* TO DO
Give the listing again in full, exactly as written.

* SUPPLIED ENTRIES
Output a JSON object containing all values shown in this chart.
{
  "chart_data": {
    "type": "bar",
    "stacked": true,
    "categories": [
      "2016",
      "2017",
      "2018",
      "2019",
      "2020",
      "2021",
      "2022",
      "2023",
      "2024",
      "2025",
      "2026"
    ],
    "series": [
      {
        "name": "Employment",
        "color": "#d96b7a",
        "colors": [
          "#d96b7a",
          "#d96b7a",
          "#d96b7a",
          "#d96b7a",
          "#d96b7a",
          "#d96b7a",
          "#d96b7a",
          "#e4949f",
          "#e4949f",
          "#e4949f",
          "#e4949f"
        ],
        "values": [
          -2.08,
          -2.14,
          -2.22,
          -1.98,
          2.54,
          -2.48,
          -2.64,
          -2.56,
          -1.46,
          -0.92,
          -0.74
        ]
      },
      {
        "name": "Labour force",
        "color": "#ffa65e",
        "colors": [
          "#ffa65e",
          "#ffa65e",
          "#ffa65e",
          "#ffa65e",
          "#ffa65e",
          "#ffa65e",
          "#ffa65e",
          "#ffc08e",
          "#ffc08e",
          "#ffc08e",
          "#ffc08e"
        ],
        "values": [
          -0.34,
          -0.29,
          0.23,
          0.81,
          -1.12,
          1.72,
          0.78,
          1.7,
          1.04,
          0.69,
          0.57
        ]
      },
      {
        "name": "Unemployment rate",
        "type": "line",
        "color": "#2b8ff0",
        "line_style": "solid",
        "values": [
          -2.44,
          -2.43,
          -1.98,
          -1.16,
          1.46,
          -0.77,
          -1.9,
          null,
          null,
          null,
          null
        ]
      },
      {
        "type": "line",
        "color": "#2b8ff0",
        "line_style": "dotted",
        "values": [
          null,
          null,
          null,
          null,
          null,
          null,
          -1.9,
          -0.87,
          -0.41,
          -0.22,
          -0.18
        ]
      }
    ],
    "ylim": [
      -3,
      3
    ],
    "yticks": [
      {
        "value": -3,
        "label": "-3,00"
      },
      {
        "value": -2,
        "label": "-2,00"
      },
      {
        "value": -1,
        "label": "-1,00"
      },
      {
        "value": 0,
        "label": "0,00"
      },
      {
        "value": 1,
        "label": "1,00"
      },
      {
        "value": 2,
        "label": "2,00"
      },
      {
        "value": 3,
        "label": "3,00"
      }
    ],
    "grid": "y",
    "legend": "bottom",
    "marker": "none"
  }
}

* WRITTEN SOLUTION
Output a JSON object containing all values shown in this chart.
{
  "chart_data": {
    "type": "bar",
    "stacked": true,
    "categories": [
      "2016",
      "2017",
      "2018",
      "2019",
      "2020",
      "2021",
      "2022",
      "2023",
      "2024",
      "2025",
      "2026"
    ],
    "series": [
      {
        "name": "Employment",
        "color": "#d96b7a",
        "colors": [
          "#d96b7a",
          "#d96b7a",
          "#d96b7a",
          "#d96b7a",
          "#d96b7a",
          "#d96b7a",
          "#d96b7a",
          "#e4949f",
          "#e4949f",
          "#e4949f",
          "#e4949f"
        ],
        "values": [
          -2.08,
          -2.14,
          -2.22,
          -1.98,
          2.54,
          -2.48,
          -2.64,
          -2.56,
          -1.46,
          -0.92,
          -0.74
        ]
      },
      {
        "name": "Labour force",
        "color": "#ffa65e",
        "colors": [
          "#ffa65e",
          "#ffa65e",
          "#ffa65e",
          "#ffa65e",
          "#ffa65e",
          "#ffa65e",
          "#ffa65e",
          "#ffc08e",
          "#ffc08e",
          "#ffc08e",
          "#ffc08e"
        ],
        "values": [
          -0.34,
          -0.29,
          0.23,
          0.81,
          -1.12,
          1.72,
          0.78,
          1.7,
          1.04,
          0.69,
          0.57
        ]
      },
      {
        "name": "Unemployment rate",
        "type": "line",
        "color": "#2b8ff0",
        "line_style": "solid",
        "values": [
          -2.44,
          -2.43,
          -1.98,
          -1.16,
          1.46,
          -0.77,
          -1.9,
          null,
          null,
          null,
          null
        ]
      },
      {
        "type": "line",
        "color": "#2b8ff0",
        "line_style": "dotted",
        "values": [
          null,
          null,
          null,
          null,
          null,
          null,
          -1.9,
          -0.87,
          -0.41,
          -0.22,
          -0.18
        ]
      }
    ],
    "ylim": [
      -3,
      3
    ],
    "yticks": [
      {
        "value": -3,
        "label": "-3,00"
      },
      {
        "value": -2,
        "label": "-2,00"
      },
      {
        "value": -1,
        "label": "-1,00"
      },
      {
        "value": 0,
        "label": "0,00"
      },
      {
        "value": 1,
        "label": "1,00"
      },
      {
        "value": 2,
        "label": "2,00"
      },
      {
        "value": 3,
        "label": "3,00"
      }
    ],
    "grid": "y",
    "legend": "bottom",
    "marker": "none"
  }
}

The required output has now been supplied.